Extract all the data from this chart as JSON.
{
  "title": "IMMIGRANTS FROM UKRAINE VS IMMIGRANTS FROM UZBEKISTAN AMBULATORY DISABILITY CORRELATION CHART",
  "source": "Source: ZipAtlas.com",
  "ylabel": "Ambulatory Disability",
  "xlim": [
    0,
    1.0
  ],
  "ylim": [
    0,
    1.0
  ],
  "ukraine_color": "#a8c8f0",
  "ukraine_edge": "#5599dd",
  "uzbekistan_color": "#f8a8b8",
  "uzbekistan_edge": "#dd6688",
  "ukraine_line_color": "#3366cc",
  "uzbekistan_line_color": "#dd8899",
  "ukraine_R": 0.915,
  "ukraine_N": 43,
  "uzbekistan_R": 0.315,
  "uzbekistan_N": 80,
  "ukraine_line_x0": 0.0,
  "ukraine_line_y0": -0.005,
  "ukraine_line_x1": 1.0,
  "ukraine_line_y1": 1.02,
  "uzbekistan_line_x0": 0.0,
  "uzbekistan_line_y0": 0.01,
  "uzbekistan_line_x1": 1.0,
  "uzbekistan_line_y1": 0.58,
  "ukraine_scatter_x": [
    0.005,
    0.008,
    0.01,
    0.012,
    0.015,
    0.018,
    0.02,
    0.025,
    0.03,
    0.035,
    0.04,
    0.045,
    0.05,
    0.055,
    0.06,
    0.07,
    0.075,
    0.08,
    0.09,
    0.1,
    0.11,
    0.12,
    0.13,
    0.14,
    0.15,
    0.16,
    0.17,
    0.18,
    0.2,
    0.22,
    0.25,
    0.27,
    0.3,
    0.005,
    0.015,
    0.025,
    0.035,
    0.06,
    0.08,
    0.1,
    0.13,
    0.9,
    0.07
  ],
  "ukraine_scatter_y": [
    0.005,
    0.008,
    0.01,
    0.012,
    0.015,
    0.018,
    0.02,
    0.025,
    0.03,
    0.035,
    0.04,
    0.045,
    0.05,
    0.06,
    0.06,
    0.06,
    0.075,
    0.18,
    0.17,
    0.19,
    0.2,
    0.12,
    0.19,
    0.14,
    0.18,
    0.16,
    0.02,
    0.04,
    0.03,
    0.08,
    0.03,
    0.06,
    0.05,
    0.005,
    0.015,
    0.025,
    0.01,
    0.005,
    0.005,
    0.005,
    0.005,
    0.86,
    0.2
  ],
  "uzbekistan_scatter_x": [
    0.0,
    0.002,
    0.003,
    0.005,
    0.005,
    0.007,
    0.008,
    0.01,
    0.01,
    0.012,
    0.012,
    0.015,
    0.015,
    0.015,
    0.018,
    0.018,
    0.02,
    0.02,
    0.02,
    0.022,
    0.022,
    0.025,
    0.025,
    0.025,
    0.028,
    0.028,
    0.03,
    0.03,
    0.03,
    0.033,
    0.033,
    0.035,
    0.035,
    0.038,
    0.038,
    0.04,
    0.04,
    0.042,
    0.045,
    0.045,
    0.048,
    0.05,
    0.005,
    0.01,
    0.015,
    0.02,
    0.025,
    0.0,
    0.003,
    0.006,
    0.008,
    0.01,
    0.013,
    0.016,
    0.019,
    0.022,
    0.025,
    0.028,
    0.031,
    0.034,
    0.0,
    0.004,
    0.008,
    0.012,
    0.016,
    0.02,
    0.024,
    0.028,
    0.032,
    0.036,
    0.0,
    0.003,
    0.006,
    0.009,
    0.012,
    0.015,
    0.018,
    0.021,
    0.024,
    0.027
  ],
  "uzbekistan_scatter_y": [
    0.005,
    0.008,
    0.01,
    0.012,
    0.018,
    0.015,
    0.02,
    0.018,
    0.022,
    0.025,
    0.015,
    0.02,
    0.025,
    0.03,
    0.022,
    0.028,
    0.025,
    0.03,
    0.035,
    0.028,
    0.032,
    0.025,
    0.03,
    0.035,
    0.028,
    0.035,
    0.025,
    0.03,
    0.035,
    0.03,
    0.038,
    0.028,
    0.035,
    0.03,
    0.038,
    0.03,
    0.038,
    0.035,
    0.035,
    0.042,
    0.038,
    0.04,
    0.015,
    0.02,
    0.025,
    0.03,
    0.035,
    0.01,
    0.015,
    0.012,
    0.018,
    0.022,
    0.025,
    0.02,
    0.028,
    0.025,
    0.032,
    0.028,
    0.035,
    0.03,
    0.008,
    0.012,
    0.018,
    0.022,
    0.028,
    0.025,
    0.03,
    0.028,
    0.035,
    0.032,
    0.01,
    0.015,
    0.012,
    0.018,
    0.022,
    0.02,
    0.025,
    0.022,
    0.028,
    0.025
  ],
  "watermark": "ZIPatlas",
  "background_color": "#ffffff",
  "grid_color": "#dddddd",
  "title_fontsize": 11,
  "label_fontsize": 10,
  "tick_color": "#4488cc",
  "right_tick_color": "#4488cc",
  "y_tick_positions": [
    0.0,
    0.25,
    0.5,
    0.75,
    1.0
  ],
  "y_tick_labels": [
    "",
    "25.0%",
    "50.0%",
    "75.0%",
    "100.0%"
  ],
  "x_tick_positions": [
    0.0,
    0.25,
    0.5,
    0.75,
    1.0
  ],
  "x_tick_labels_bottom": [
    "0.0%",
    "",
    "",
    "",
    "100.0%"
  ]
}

+ + +

Problem to work on
Repeat the material above exactly.

Correct response
Extract all the data from this chart as JSON.
{
  "title": "IMMIGRANTS FROM UKRAINE VS IMMIGRANTS FROM UZBEKISTAN AMBULATORY DISABILITY CORRELATION CHART",
  "source": "Source: ZipAtlas.com",
  "ylabel": "Ambulatory Disability",
  "xlim": [
    0,
    1.0
  ],
  "ylim": [
    0,
    1.0
  ],
  "ukraine_color": "#a8c8f0",
  "ukraine_edge": "#5599dd",
  "uzbekistan_color": "#f8a8b8",
  "uzbekistan_edge": "#dd6688",
  "ukraine_line_color": "#3366cc",
  "uzbekistan_line_color": "#dd8899",
  "ukraine_R": 0.915,
  "ukraine_N": 43,
  "uzbekistan_R": 0.315,
  "uzbekistan_N": 80,
  "ukraine_line_x0": 0.0,
  "ukraine_line_y0": -0.005,
  "ukraine_line_x1": 1.0,
  "ukraine_line_y1": 1.02,
  "uzbekistan_line_x0": 0.0,
  "uzbekistan_line_y0": 0.01,
  "uzbekistan_line_x1": 1.0,
  "uzbekistan_line_y1": 0.58,
  "ukraine_scatter_x": [
    0.005,
    0.008,
    0.01,
    0.012,
    0.015,
    0.018,
    0.02,
    0.025,
    0.03,
    0.035,
    0.04,
    0.045,
    0.05,
    0.055,
    0.06,
    0.07,
    0.075,
    0.08,
    0.09,
    0.1,
    0.11,
    0.12,
    0.13,
    0.14,
    0.15,
    0.16,
    0.17,
    0.18,
    0.2,
    0.22,
    0.25,
    0.27,
    0.3,
    0.005,
    0.015,
    0.025,
    0.035,
    0.06,
    0.08,
    0.1,
    0.13,
    0.9,
    0.07
  ],
  "ukraine_scatter_y": [
    0.005,
    0.008,
    0.01,
    0.012,
    0.015,
    0.018,
    0.02,
    0.025,
    0.03,
    0.035,
    0.04,
    0.045,
    0.05,
    0.06,
    0.06,
    0.06,
    0.075,
    0.18,
    0.17,
    0.19,
    0.2,
    0.12,
    0.19,
    0.14,
    0.18,
    0.16,
    0.02,
    0.04,
    0.03,
    0.08,
    0.03,
    0.06,
    0.05,
    0.005,
    0.015,
    0.025,
    0.01,
    0.005,
    0.005,
    0.005,
    0.005,
    0.86,
    0.2
  ],
  "uzbekistan_scatter_x": [
    0.0,
    0.002,
    0.003,
    0.005,
    0.005,
    0.007,
    0.008,
    0.01,
    0.01,
    0.012,
    0.012,
    0.015,
    0.015,
    0.015,
    0.018,
    0.018,
    0.02,
    0.02,
    0.02,
    0.022,
    0.022,
    0.025,
    0.025,
    0.025,
    0.028,
    0.028,
    0.03,
    0.03,
    0.03,
    0.033,
    0.033,
    0.035,
    0.035,
    0.038,
    0.038,
    0.04,
    0.04,
    0.042,
    0.045,
    0.045,
    0.048,
    0.05,
    0.005,
    0.01,
    0.015,
    0.02,
    0.025,
    0.0,
    0.003,
    0.006,
    0.008,
    0.01,
    0.013,
    0.016,
    0.019,
    0.022,
    0.025,
    0.028,
    0.031,
    0.034,
    0.0,
    0.004,
    0.008,
    0.012,
    0.016,
    0.02,
    0.024,
    0.028,
    0.032,
    0.036,
    0.0,
    0.003,
    0.006,
    0.009,
    0.012,
    0.015,
    0.018,
    0.021,
    0.024,
    0.027
  ],
  "uzbekistan_scatter_y": [
    0.005,
    0.008,
    0.01,
    0.012,
    0.018,
    0.015,
    0.02,
    0.018,
    0.022,
    0.025,
    0.015,
    0.02,
    0.025,
    0.03,
    0.022,
    0.028,
    0.025,
    0.03,
    0.035,
    0.028,
    0.032,
    0.025,
    0.03,
    0.035,
    0.028,
    0.035,
    0.025,
    0.03,
    0.035,
    0.03,
    0.038,
    0.028,
    0.035,
    0.03,
    0.038,
    0.03,
    0.038,
    0.035,
    0.035,
    0.042,
    0.038,
    0.04,
    0.015,
    0.02,
    0.025,
    0.03,
    0.035,
    0.01,
    0.015,
    0.012,
    0.018,
    0.022,
    0.025,
    0.02,
    0.028,
    0.025,
    0.032,
    0.028,
    0.035,
    0.03,
    0.008,
    0.012,
    0.018,
    0.022,
    0.028,
    0.025,
    0.03,
    0.028,
    0.035,
    0.032,
    0.01,
    0.015,
    0.012,
    0.018,
    0.022,
    0.02,
    0.025,
    0.022,
    0.028,
    0.025
  ],
  "watermark": "ZIPatlas",
  "background_color": "#ffffff",
  "grid_color": "#dddddd",
  "title_fontsize": 11,
  "label_fontsize": 10,
  "tick_color": "#4488cc",
  "right_tick_color": "#4488cc",
  "y_tick_positions": [
    0.0,
    0.25,
    0.5,
    0.75,
    1.0
  ],
  "y_tick_labels": [
    "",
    "25.0%",
    "50.0%",
    "75.0%",
    "100.0%"
  ],
  "x_tick_positions": [
    0.0,
    0.25,
    0.5,
    0.75,
    1.0
  ],
  "x_tick_labels_bottom": [
    "0.0%",
    "",
    "",
    "",
    "100.0%"
  ]
}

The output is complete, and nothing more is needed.